::: Extracted data :::
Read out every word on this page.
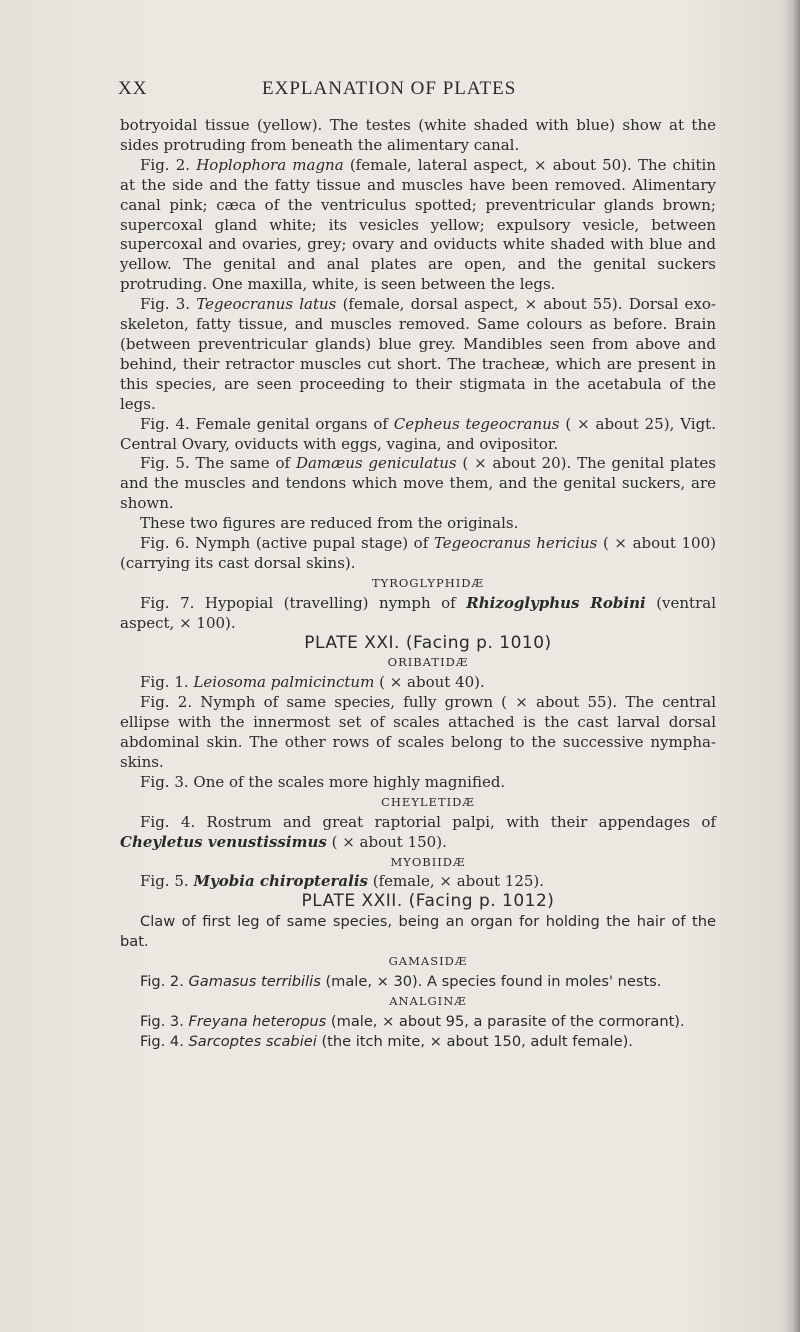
XX	EXPLANATION OF PLATES

botryoidal tissue (yellow). The testes (white shaded with blue) show at the sides protruding from beneath the alimentary canal.

Fig. 2. Hoplophora magna (female, lateral aspect, × about 50). The chitin at the side and the fatty tissue and muscles have been removed. Alimentary canal pink; cæca of the ventriculus spotted; preventricular glands brown; supercoxal gland white; its vesicles yellow; expulsory vesicle, between supercoxal and ovaries, grey; ovary and oviducts white shaded with blue and yellow. The genital and anal plates are open, and the genital suckers protruding. One maxilla, white, is seen between the legs.

Fig. 3. Tegeocranus latus (female, dorsal aspect, × about 55). Dorsal exo-skeleton, fatty tissue, and muscles removed. Same colours as before. Brain (between preventricular glands) blue grey. Mandibles seen from above and behind, their retractor muscles cut short. The tracheæ, which are present in this species, are seen proceeding to their stigmata in the acetabula of the legs.

Fig. 4. Female genital organs of Cepheus tegeocranus ( × about 25), Vigt. Central Ovary, oviducts with eggs, vagina, and ovipositor.

Fig. 5. The same of Damæus geniculatus ( × about 20). The genital plates and the muscles and tendons which move them, and the genital suckers, are shown.

These two figures are reduced from the originals.

Fig. 6. Nymph (active pupal stage) of Tegeocranus hericius ( × about 100) (carrying its cast dorsal skins).

TYROGLYPHIDÆ

Fig. 7. Hypopial (travelling) nymph of Rhizoglyphus Robini (ventral aspect, × 100).

PLATE XXI. (Facing p. 1010)

ORIBATIDÆ

Fig. 1. Leiosoma palmicinctum ( × about 40).

Fig. 2. Nymph of same species, fully grown ( × about 55). The central ellipse with the innermost set of scales attached is the cast larval dorsal abdominal skin. The other rows of scales belong to the successive nympha-skins.

Fig. 3. One of the scales more highly magnified.

CHEYLETIDÆ

Fig. 4. Rostrum and great raptorial palpi, with their appendages of Cheyletus venustissimus ( × about 150).

MYOBIIDÆ

Fig. 5. Myobia chiropteralis (female, × about 125).

PLATE XXII. (Facing p. 1012)

Claw of first leg of same species, being an organ for holding the hair of the bat.

GAMASIDÆ

Fig. 2. Gamasus terribilis (male, × 30). A species found in moles' nests.

ANALGINÆ

Fig. 3. Freyana heteropus (male, × about 95, a parasite of the cormorant).

Fig. 4. Sarcoptes scabiei (the itch mite, × about 150, adult female).
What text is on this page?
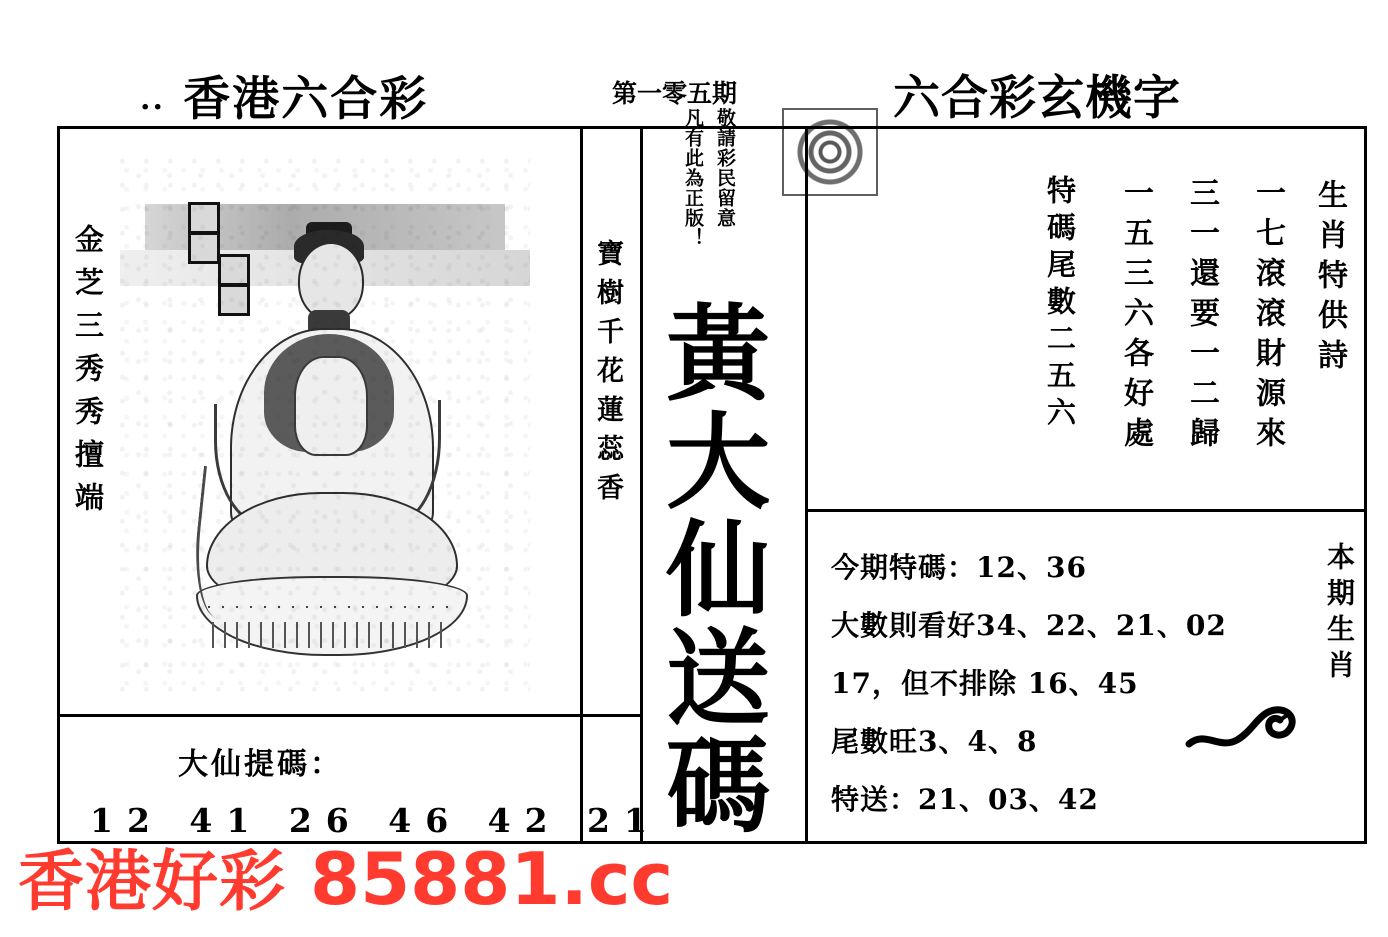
.. 香港六合彩	第一零五期	六合彩玄機字
敬請彩民留意
凡有此為正版！
金芝三秀秀擅端	寶樹千花蓮蕊香
大仙提碼：
12 41 26 46 42 21
黃大仙送碼
生肖特供詩
一七滾滾財源來
三一還要一二歸
一五三六各好處
特碼尾數二五六
今期特碼：12、36
大數則看好34、22、21、02
17，但不排除 16、45
尾數旺3、4、8
特送：21、03、42
本期生肖
香港好彩 85881.cc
:::
*Short problem*:
Which lines hold the word "Facing"? Return all of them from the records above.

*Reply*:
PLATE XXI. (Facing p. 1010)
PLATE XXII. (Facing p. 1012)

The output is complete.